======== Material for this task

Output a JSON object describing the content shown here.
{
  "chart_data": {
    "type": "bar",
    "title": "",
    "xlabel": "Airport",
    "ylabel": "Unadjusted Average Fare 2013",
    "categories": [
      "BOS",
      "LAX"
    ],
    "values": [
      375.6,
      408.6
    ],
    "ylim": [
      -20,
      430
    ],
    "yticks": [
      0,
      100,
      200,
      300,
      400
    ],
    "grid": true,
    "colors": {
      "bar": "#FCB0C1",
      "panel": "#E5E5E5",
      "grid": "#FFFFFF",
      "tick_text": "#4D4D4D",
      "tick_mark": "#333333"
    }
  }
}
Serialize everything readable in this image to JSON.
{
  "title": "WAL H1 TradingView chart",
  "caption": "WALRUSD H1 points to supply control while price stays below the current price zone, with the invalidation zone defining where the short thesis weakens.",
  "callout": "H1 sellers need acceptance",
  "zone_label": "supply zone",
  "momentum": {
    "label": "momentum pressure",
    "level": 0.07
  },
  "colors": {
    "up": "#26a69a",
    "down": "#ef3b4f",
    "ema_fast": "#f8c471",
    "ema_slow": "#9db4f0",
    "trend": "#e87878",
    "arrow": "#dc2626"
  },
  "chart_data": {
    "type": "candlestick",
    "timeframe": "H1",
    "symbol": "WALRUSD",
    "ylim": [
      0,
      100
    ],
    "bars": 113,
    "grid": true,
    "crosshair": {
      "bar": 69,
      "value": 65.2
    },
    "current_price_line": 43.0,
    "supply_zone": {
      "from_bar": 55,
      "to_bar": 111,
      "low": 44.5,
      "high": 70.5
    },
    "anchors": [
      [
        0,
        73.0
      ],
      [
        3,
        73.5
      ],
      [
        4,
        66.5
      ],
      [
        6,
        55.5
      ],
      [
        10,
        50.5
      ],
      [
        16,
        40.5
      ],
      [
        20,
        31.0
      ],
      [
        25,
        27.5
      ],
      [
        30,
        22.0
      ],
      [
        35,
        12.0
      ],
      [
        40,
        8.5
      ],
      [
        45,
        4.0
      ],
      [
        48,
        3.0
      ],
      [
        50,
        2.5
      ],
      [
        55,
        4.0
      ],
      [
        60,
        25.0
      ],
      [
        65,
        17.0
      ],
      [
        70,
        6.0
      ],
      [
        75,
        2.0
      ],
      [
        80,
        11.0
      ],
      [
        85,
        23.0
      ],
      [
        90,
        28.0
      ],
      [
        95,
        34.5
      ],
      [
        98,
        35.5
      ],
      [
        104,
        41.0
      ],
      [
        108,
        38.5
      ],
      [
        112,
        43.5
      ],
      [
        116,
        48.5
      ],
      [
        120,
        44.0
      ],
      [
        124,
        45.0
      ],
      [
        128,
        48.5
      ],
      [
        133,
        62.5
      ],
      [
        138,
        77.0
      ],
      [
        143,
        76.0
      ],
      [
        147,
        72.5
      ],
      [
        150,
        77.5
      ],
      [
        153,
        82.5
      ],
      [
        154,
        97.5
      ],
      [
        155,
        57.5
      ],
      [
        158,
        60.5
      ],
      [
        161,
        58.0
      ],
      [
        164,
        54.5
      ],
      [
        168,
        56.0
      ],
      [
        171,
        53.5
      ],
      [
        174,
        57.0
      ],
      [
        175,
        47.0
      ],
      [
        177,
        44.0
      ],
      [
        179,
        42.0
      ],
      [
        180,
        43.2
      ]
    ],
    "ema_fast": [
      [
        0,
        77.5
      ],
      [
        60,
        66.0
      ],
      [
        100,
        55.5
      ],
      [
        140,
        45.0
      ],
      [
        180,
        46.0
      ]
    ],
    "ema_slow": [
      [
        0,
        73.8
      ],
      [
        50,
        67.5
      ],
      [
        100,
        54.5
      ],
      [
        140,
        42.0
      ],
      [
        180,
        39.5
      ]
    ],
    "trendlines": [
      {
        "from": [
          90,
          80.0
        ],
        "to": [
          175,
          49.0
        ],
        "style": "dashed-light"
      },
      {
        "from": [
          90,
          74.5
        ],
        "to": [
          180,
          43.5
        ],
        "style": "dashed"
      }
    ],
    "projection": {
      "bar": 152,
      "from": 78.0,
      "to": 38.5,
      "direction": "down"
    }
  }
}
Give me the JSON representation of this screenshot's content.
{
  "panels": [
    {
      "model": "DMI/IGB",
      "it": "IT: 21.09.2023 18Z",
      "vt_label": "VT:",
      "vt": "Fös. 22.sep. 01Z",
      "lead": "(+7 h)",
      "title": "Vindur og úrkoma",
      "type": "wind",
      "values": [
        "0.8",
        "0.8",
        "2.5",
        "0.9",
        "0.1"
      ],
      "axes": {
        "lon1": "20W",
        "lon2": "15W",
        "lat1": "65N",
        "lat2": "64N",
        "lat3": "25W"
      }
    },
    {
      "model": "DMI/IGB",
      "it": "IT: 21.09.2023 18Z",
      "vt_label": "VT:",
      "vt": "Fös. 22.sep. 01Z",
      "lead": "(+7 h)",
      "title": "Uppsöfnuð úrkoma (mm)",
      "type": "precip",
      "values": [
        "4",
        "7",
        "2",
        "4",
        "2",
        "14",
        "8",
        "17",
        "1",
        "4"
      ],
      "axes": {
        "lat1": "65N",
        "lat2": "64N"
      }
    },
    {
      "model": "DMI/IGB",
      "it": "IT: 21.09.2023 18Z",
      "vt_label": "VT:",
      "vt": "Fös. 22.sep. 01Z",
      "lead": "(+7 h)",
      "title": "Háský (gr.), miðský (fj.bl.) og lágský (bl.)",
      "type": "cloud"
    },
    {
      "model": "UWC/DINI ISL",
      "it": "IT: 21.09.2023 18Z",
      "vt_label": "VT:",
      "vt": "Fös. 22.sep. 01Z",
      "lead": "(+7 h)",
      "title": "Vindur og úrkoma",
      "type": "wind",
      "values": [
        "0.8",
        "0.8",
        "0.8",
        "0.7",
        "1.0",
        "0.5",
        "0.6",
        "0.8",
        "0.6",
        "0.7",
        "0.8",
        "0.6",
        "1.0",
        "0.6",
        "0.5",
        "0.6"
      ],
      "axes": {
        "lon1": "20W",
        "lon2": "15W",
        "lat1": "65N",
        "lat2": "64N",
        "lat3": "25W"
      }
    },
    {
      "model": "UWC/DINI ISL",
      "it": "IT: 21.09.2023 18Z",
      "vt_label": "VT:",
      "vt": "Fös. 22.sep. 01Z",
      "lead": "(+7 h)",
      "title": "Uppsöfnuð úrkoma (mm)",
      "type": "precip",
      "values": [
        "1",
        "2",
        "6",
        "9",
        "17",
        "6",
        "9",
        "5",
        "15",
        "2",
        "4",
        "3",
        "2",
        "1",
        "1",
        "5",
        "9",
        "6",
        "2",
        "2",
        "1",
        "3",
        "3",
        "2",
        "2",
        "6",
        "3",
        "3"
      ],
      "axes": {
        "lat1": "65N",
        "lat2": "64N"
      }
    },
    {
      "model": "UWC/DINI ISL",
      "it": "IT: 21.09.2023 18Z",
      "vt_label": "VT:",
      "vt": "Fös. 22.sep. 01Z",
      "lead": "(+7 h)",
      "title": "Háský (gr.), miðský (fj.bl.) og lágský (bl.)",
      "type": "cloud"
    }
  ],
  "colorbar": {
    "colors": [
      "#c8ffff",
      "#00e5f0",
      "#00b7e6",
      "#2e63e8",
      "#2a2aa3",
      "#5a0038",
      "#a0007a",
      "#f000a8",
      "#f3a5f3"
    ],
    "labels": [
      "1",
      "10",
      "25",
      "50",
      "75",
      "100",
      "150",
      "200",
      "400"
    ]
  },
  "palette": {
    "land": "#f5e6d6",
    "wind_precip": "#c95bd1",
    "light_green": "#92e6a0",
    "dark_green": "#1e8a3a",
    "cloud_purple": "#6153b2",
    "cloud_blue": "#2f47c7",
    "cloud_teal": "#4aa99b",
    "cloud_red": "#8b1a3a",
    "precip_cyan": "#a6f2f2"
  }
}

================

### Goal:
Read the entries and select each line where the word "JSON" is found.

### Response:
Output a JSON object describing the content shown here.
Serialize everything readable in this image to JSON.
Give me the JSON representation of this screenshot's content.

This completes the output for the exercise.